DIRECTIVE — Wherever the string "duration" occurs in a line of these records, report that line.

LISTED RECORDS —
>>>
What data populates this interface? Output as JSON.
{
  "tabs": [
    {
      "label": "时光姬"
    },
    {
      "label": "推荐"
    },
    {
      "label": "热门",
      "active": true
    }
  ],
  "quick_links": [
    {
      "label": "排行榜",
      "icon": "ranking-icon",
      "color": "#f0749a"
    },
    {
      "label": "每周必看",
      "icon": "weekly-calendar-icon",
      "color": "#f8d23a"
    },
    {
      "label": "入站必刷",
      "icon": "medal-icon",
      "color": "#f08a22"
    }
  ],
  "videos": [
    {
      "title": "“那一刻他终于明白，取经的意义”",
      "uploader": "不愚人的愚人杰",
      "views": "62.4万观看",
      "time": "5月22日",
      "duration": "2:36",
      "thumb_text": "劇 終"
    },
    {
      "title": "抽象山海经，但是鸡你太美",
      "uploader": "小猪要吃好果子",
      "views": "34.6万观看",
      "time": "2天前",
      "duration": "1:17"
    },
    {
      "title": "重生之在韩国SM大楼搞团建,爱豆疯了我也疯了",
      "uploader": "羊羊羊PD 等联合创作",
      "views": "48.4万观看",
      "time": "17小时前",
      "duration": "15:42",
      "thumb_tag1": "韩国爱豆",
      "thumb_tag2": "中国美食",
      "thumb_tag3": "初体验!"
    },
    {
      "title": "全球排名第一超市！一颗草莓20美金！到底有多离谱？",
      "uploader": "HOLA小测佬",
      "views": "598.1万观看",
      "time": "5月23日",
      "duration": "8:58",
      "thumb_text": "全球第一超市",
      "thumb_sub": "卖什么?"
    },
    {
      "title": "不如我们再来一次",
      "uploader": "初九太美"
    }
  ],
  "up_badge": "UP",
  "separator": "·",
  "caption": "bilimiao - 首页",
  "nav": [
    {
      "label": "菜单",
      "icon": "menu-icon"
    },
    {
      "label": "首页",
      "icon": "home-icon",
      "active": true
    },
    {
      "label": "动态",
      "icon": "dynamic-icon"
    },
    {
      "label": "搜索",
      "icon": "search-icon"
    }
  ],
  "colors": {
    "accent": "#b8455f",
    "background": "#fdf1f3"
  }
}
<<<
>>>
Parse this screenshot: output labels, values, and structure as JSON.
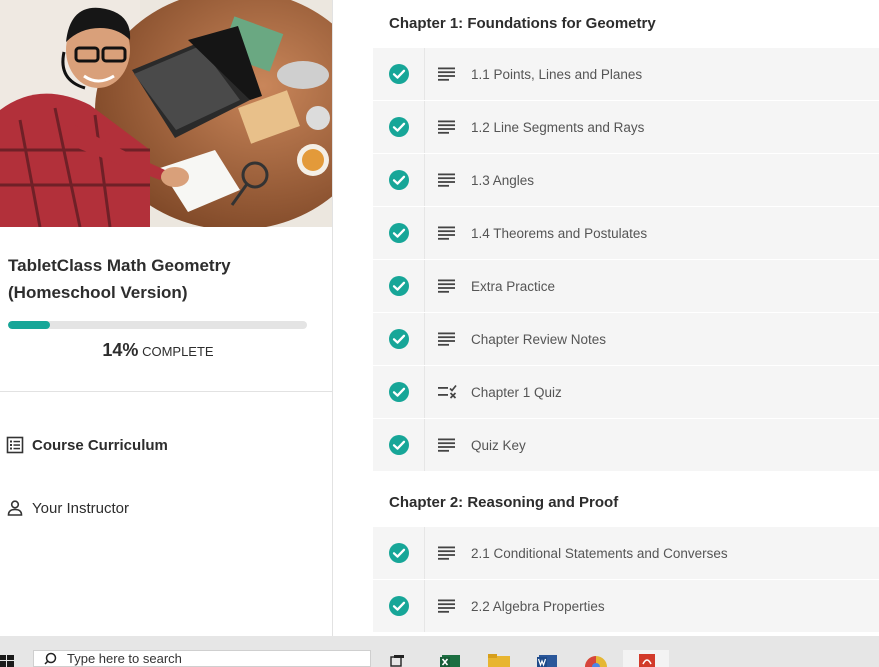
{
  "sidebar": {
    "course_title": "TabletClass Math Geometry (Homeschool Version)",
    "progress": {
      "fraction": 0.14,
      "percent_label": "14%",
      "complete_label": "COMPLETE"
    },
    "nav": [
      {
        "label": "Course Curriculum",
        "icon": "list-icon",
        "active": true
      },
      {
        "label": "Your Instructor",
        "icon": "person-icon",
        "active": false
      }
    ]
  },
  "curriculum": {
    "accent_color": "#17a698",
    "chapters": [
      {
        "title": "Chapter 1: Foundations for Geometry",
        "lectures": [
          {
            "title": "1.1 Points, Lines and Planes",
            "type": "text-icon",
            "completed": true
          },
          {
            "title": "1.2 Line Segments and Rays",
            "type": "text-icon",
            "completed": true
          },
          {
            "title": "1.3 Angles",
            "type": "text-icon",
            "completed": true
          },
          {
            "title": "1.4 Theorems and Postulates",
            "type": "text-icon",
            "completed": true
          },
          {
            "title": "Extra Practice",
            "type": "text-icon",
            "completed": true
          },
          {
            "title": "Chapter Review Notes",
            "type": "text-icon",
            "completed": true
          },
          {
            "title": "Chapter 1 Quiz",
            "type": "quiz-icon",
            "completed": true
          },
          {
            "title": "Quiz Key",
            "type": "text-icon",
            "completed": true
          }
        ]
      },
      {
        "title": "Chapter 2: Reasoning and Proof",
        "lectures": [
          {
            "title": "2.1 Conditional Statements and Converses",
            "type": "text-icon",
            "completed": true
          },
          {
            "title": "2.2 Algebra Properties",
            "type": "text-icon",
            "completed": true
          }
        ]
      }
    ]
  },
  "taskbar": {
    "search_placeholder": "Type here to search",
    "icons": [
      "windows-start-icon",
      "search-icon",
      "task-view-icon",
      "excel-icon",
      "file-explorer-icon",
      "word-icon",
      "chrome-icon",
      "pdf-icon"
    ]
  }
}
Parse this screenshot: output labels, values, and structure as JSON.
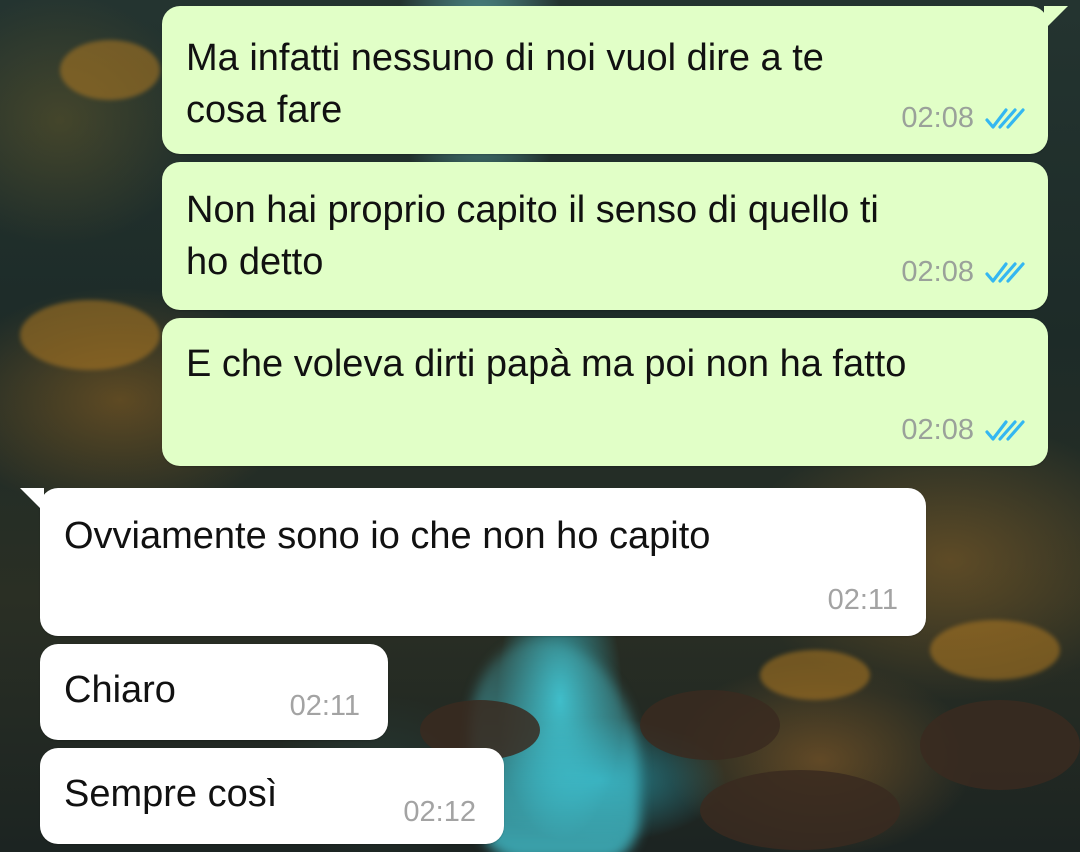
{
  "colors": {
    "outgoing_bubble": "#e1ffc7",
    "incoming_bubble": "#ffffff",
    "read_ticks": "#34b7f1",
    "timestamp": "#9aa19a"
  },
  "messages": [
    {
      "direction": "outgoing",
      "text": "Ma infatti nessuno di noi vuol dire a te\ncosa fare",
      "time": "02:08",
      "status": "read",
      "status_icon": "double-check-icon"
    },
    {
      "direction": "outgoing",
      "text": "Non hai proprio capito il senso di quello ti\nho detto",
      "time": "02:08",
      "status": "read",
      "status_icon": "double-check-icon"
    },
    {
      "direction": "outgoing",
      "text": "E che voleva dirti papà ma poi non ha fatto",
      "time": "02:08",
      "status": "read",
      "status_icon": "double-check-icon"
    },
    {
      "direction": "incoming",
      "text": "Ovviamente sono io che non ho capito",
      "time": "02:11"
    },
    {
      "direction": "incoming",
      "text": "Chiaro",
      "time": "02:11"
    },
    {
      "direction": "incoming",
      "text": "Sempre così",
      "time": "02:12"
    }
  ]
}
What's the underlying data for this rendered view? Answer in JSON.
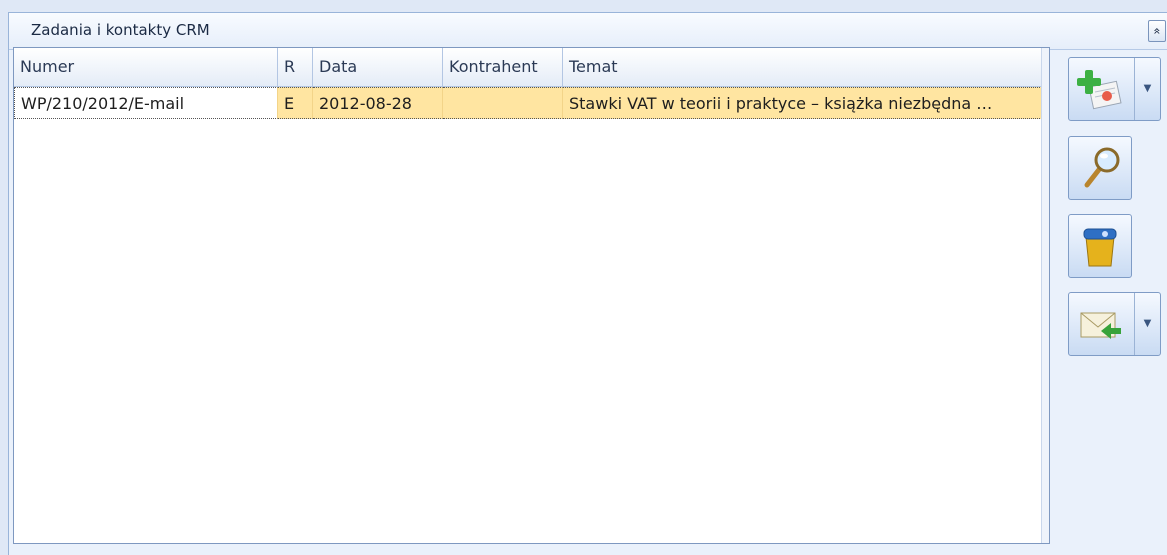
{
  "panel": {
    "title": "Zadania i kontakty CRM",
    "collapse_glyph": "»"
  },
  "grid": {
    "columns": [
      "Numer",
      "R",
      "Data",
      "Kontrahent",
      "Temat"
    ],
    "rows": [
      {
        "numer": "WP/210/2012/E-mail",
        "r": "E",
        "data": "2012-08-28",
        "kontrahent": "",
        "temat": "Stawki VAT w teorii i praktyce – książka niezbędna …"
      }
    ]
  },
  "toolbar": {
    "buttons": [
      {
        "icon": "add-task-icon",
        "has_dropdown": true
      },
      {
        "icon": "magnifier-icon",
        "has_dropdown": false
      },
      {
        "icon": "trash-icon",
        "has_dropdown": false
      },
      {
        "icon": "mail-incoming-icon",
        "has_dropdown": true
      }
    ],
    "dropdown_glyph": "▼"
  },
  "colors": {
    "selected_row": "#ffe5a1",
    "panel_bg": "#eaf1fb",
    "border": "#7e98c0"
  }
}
<<<
>>>
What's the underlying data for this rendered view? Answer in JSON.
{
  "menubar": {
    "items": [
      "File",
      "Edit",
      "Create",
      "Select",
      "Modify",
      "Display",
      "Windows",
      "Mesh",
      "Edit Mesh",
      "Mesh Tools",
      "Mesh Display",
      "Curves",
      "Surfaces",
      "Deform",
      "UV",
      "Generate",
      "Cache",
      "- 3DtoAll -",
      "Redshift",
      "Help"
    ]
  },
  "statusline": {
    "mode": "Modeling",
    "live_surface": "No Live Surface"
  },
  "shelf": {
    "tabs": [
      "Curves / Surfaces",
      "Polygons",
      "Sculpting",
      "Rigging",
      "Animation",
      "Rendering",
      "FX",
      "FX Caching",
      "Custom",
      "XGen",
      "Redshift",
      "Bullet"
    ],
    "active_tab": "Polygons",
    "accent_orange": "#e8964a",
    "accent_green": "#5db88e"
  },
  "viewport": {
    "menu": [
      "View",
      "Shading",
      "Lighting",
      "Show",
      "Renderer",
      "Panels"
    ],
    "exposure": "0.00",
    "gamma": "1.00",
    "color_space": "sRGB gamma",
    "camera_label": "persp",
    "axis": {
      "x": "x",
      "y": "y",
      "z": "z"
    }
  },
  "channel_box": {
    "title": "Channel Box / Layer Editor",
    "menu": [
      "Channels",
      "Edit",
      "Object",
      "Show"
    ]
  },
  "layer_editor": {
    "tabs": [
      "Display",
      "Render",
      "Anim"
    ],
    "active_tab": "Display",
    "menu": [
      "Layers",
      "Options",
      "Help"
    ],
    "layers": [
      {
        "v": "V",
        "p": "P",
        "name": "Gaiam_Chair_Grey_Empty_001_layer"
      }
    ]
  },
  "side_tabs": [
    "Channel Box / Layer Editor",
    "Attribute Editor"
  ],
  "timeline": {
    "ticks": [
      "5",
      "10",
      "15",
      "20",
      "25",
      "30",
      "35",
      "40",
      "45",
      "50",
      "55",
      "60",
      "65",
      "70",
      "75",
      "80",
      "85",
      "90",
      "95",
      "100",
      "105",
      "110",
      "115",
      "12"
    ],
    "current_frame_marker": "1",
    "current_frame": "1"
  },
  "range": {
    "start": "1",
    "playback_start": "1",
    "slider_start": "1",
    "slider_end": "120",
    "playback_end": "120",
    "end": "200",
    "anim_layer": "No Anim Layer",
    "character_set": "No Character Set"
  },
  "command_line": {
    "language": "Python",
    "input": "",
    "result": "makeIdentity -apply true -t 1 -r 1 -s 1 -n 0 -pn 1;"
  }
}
<<<
OUTPUT FOR THIS EXERCISE —
      "duration": "2:36",
      "duration": "1:17"
      "duration": "15:42",
      "duration": "8:58",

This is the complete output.